[What to work on] Set down all of the data exactly as it appears.

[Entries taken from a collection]
○ ○ ○ ○

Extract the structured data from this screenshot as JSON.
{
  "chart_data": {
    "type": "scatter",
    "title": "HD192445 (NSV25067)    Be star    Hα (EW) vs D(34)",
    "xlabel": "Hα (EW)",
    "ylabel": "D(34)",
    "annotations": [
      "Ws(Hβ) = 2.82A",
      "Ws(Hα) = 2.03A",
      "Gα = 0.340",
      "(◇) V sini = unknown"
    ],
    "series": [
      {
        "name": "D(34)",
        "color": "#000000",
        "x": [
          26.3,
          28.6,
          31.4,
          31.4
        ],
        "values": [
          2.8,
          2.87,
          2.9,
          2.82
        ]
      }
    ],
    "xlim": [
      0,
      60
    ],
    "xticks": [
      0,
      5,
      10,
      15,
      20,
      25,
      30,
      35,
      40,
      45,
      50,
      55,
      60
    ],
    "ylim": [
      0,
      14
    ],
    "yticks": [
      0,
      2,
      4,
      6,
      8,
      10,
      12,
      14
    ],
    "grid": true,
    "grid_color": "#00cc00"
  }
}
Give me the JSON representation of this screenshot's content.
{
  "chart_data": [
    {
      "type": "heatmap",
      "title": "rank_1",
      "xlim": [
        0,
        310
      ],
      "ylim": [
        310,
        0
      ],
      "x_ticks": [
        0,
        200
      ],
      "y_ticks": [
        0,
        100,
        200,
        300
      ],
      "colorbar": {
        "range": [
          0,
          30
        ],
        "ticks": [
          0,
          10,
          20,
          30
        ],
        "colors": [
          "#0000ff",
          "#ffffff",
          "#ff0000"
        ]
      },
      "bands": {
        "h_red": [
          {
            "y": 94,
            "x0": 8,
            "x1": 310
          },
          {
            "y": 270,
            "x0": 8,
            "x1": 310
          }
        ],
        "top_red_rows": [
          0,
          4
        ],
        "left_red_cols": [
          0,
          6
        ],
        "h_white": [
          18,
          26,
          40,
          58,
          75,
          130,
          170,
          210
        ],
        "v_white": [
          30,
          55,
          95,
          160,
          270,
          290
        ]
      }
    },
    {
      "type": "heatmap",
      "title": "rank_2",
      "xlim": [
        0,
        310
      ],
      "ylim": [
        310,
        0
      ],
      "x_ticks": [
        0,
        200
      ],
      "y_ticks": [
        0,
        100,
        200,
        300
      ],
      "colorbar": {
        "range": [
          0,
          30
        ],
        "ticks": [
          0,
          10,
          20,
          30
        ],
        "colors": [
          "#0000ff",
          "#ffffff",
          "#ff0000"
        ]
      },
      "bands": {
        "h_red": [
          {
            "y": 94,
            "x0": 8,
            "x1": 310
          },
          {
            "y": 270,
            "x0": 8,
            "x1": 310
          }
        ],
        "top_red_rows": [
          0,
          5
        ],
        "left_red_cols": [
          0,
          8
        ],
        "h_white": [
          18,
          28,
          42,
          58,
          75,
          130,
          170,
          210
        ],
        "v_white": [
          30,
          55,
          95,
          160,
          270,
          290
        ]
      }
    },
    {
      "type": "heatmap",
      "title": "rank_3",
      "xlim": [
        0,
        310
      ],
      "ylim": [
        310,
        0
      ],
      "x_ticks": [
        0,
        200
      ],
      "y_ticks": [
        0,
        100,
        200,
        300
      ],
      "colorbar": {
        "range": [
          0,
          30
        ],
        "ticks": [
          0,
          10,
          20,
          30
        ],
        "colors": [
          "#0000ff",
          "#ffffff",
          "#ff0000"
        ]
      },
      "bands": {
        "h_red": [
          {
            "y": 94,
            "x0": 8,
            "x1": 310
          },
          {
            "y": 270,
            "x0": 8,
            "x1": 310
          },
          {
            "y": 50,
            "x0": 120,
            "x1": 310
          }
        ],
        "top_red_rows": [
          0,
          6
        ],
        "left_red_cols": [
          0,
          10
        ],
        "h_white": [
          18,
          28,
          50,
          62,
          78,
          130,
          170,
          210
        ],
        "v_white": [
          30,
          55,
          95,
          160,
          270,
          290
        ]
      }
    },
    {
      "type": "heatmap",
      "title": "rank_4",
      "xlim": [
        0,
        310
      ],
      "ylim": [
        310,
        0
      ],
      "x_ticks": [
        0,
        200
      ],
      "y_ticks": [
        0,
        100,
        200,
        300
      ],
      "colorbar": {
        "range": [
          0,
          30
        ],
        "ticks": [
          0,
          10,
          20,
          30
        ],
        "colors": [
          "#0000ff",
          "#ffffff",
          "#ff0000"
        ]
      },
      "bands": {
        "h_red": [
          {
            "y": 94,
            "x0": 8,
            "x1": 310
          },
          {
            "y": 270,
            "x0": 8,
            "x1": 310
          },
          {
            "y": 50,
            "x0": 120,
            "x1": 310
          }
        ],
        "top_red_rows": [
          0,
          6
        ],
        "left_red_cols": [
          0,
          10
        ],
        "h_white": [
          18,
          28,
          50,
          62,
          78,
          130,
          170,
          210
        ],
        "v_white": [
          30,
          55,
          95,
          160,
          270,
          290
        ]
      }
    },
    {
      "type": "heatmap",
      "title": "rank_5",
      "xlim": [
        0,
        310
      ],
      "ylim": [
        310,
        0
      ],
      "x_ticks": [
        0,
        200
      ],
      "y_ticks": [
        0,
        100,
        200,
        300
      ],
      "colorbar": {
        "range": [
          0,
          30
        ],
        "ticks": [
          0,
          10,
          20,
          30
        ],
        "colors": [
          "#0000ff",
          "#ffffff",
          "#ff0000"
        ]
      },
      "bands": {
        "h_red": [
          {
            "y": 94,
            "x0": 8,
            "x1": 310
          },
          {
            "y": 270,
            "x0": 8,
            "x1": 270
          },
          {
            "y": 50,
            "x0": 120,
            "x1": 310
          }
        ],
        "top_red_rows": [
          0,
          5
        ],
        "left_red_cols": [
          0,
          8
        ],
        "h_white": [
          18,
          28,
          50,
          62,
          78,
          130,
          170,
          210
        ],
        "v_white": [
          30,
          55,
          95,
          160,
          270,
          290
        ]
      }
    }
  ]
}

○ ○ ○ ○

[Answer for the task]
Extract the structured data from this screenshot as JSON.
{
  "chart_data": {
    "type": "scatter",
    "title": "HD192445 (NSV25067)    Be star    Hα (EW) vs D(34)",
    "xlabel": "Hα (EW)",
    "ylabel": "D(34)",
    "annotations": [
      "Ws(Hβ) = 2.82A",
      "Ws(Hα) = 2.03A",
      "Gα = 0.340",
      "(◇) V sini = unknown"
    ],
    "series": [
      {
        "name": "D(34)",
        "color": "#000000",
        "x": [
          26.3,
          28.6,
          31.4,
          31.4
        ],
        "values": [
          2.8,
          2.87,
          2.9,
          2.82
        ]
      }
    ],
    "xlim": [
      0,
      60
    ],
    "xticks": [
      0,
      5,
      10,
      15,
      20,
      25,
      30,
      35,
      40,
      45,
      50,
      55,
      60
    ],
    "ylim": [
      0,
      14
    ],
    "yticks": [
      0,
      2,
      4,
      6,
      8,
      10,
      12,
      14
    ],
    "grid": true,
    "grid_color": "#00cc00"
  }
}
Give me the JSON representation of this screenshot's content.
{
  "chart_data": [
    {
      "type": "heatmap",
      "title": "rank_1",
      "xlim": [
        0,
        310
      ],
      "ylim": [
        310,
        0
      ],
      "x_ticks": [
        0,
        200
      ],
      "y_ticks": [
        0,
        100,
        200,
        300
      ],
      "colorbar": {
        "range": [
          0,
          30
        ],
        "ticks": [
          0,
          10,
          20,
          30
        ],
        "colors": [
          "#0000ff",
          "#ffffff",
          "#ff0000"
        ]
      },
      "bands": {
        "h_red": [
          {
            "y": 94,
            "x0": 8,
            "x1": 310
          },
          {
            "y": 270,
            "x0": 8,
            "x1": 310
          }
        ],
        "top_red_rows": [
          0,
          4
        ],
        "left_red_cols": [
          0,
          6
        ],
        "h_white": [
          18,
          26,
          40,
          58,
          75,
          130,
          170,
          210
        ],
        "v_white": [
          30,
          55,
          95,
          160,
          270,
          290
        ]
      }
    },
    {
      "type": "heatmap",
      "title": "rank_2",
      "xlim": [
        0,
        310
      ],
      "ylim": [
        310,
        0
      ],
      "x_ticks": [
        0,
        200
      ],
      "y_ticks": [
        0,
        100,
        200,
        300
      ],
      "colorbar": {
        "range": [
          0,
          30
        ],
        "ticks": [
          0,
          10,
          20,
          30
        ],
        "colors": [
          "#0000ff",
          "#ffffff",
          "#ff0000"
        ]
      },
      "bands": {
        "h_red": [
          {
            "y": 94,
            "x0": 8,
            "x1": 310
          },
          {
            "y": 270,
            "x0": 8,
            "x1": 310
          }
        ],
        "top_red_rows": [
          0,
          5
        ],
        "left_red_cols": [
          0,
          8
        ],
        "h_white": [
          18,
          28,
          42,
          58,
          75,
          130,
          170,
          210
        ],
        "v_white": [
          30,
          55,
          95,
          160,
          270,
          290
        ]
      }
    },
    {
      "type": "heatmap",
      "title": "rank_3",
      "xlim": [
        0,
        310
      ],
      "ylim": [
        310,
        0
      ],
      "x_ticks": [
        0,
        200
      ],
      "y_ticks": [
        0,
        100,
        200,
        300
      ],
      "colorbar": {
        "range": [
          0,
          30
        ],
        "ticks": [
          0,
          10,
          20,
          30
        ],
        "colors": [
          "#0000ff",
          "#ffffff",
          "#ff0000"
        ]
      },
      "bands": {
        "h_red": [
          {
            "y": 94,
            "x0": 8,
            "x1": 310
          },
          {
            "y": 270,
            "x0": 8,
            "x1": 310
          },
          {
            "y": 50,
            "x0": 120,
            "x1": 310
          }
        ],
        "top_red_rows": [
          0,
          6
        ],
        "left_red_cols": [
          0,
          10
        ],
        "h_white": [
          18,
          28,
          50,
          62,
          78,
          130,
          170,
          210
        ],
        "v_white": [
          30,
          55,
          95,
          160,
          270,
          290
        ]
      }
    },
    {
      "type": "heatmap",
      "title": "rank_4",
      "xlim": [
        0,
        310
      ],
      "ylim": [
        310,
        0
      ],
      "x_ticks": [
        0,
        200
      ],
      "y_ticks": [
        0,
        100,
        200,
        300
      ],
      "colorbar": {
        "range": [
          0,
          30
        ],
        "ticks": [
          0,
          10,
          20,
          30
        ],
        "colors": [
          "#0000ff",
          "#ffffff",
          "#ff0000"
        ]
      },
      "bands": {
        "h_red": [
          {
            "y": 94,
            "x0": 8,
            "x1": 310
          },
          {
            "y": 270,
            "x0": 8,
            "x1": 310
          },
          {
            "y": 50,
            "x0": 120,
            "x1": 310
          }
        ],
        "top_red_rows": [
          0,
          6
        ],
        "left_red_cols": [
          0,
          10
        ],
        "h_white": [
          18,
          28,
          50,
          62,
          78,
          130,
          170,
          210
        ],
        "v_white": [
          30,
          55,
          95,
          160,
          270,
          290
        ]
      }
    },
    {
      "type": "heatmap",
      "title": "rank_5",
      "xlim": [
        0,
        310
      ],
      "ylim": [
        310,
        0
      ],
      "x_ticks": [
        0,
        200
      ],
      "y_ticks": [
        0,
        100,
        200,
        300
      ],
      "colorbar": {
        "range": [
          0,
          30
        ],
        "ticks": [
          0,
          10,
          20,
          30
        ],
        "colors": [
          "#0000ff",
          "#ffffff",
          "#ff0000"
        ]
      },
      "bands": {
        "h_red": [
          {
            "y": 94,
            "x0": 8,
            "x1": 310
          },
          {
            "y": 270,
            "x0": 8,
            "x1": 270
          },
          {
            "y": 50,
            "x0": 120,
            "x1": 310
          }
        ],
        "top_red_rows": [
          0,
          5
        ],
        "left_red_cols": [
          0,
          8
        ],
        "h_white": [
          18,
          28,
          50,
          62,
          78,
          130,
          170,
          210
        ],
        "v_white": [
          30,
          55,
          95,
          160,
          270,
          290
        ]
      }
    }
  ]
}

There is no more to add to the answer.